**EXERCISE TASK**
Here are some records; quote them exactly, leaving out the pictures.

++++ MATERIAL

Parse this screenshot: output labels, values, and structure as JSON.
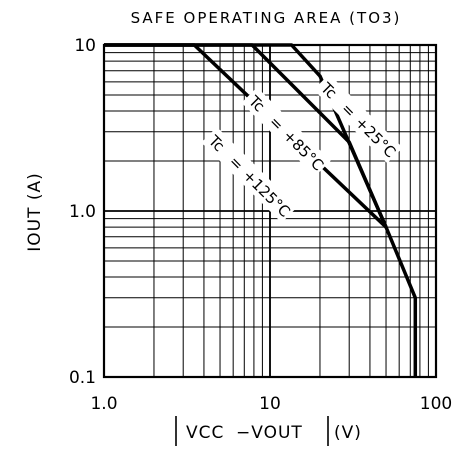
{
  "chart_data": {
    "type": "line",
    "title": "SAFE OPERATING AREA (TO3)",
    "xlabel": "|VCC −VOUT|(V)",
    "ylabel": "IOUT (A)",
    "x_scale": "log",
    "y_scale": "log",
    "xlim": [
      1,
      100
    ],
    "ylim": [
      0.1,
      10
    ],
    "grid": true,
    "legend": "none",
    "x_ticks": [
      "1.0",
      "10",
      "100"
    ],
    "y_ticks": [
      "0.1",
      "1.0",
      "10"
    ],
    "series": [
      {
        "name": "Tc = +25°C",
        "label_parts": [
          "Tc",
          "=",
          "+25°C"
        ],
        "label_at": {
          "x": 34,
          "y": 3.6
        },
        "points": [
          [
            1,
            10
          ],
          [
            13.5,
            10
          ],
          [
            20,
            6.5
          ],
          [
            50,
            0.8
          ],
          [
            75,
            0.3
          ],
          [
            75,
            0.1
          ]
        ]
      },
      {
        "name": "Tc = +85°C",
        "label_parts": [
          "Tc",
          "=",
          "+85°C"
        ],
        "label_at": {
          "x": 12.5,
          "y": 3.0
        },
        "points": [
          [
            1,
            10
          ],
          [
            7.8,
            10
          ],
          [
            30,
            2.6
          ],
          [
            50,
            0.8
          ]
        ]
      },
      {
        "name": "Tc = +125°C",
        "label_parts": [
          "Tc",
          "=",
          "+125°C"
        ],
        "label_at": {
          "x": 7.5,
          "y": 1.65
        },
        "points": [
          [
            1,
            10
          ],
          [
            3.5,
            10
          ],
          [
            50,
            0.8
          ]
        ]
      }
    ]
  }
}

++++++++

**WRITTEN REPLY**
Parse this screenshot: output labels, values, and structure as JSON.
{
  "chart_data": {
    "type": "line",
    "title": "SAFE OPERATING AREA (TO3)",
    "xlabel": "|VCC −VOUT|(V)",
    "ylabel": "IOUT (A)",
    "x_scale": "log",
    "y_scale": "log",
    "xlim": [
      1,
      100
    ],
    "ylim": [
      0.1,
      10
    ],
    "grid": true,
    "legend": "none",
    "x_ticks": [
      "1.0",
      "10",
      "100"
    ],
    "y_ticks": [
      "0.1",
      "1.0",
      "10"
    ],
    "series": [
      {
        "name": "Tc = +25°C",
        "label_parts": [
          "Tc",
          "=",
          "+25°C"
        ],
        "label_at": {
          "x": 34,
          "y": 3.6
        },
        "points": [
          [
            1,
            10
          ],
          [
            13.5,
            10
          ],
          [
            20,
            6.5
          ],
          [
            50,
            0.8
          ],
          [
            75,
            0.3
          ],
          [
            75,
            0.1
          ]
        ]
      },
      {
        "name": "Tc = +85°C",
        "label_parts": [
          "Tc",
          "=",
          "+85°C"
        ],
        "label_at": {
          "x": 12.5,
          "y": 3.0
        },
        "points": [
          [
            1,
            10
          ],
          [
            7.8,
            10
          ],
          [
            30,
            2.6
          ],
          [
            50,
            0.8
          ]
        ]
      },
      {
        "name": "Tc = +125°C",
        "label_parts": [
          "Tc",
          "=",
          "+125°C"
        ],
        "label_at": {
          "x": 7.5,
          "y": 1.65
        },
        "points": [
          [
            1,
            10
          ],
          [
            3.5,
            10
          ],
          [
            50,
            0.8
          ]
        ]
      }
    ]
  }
}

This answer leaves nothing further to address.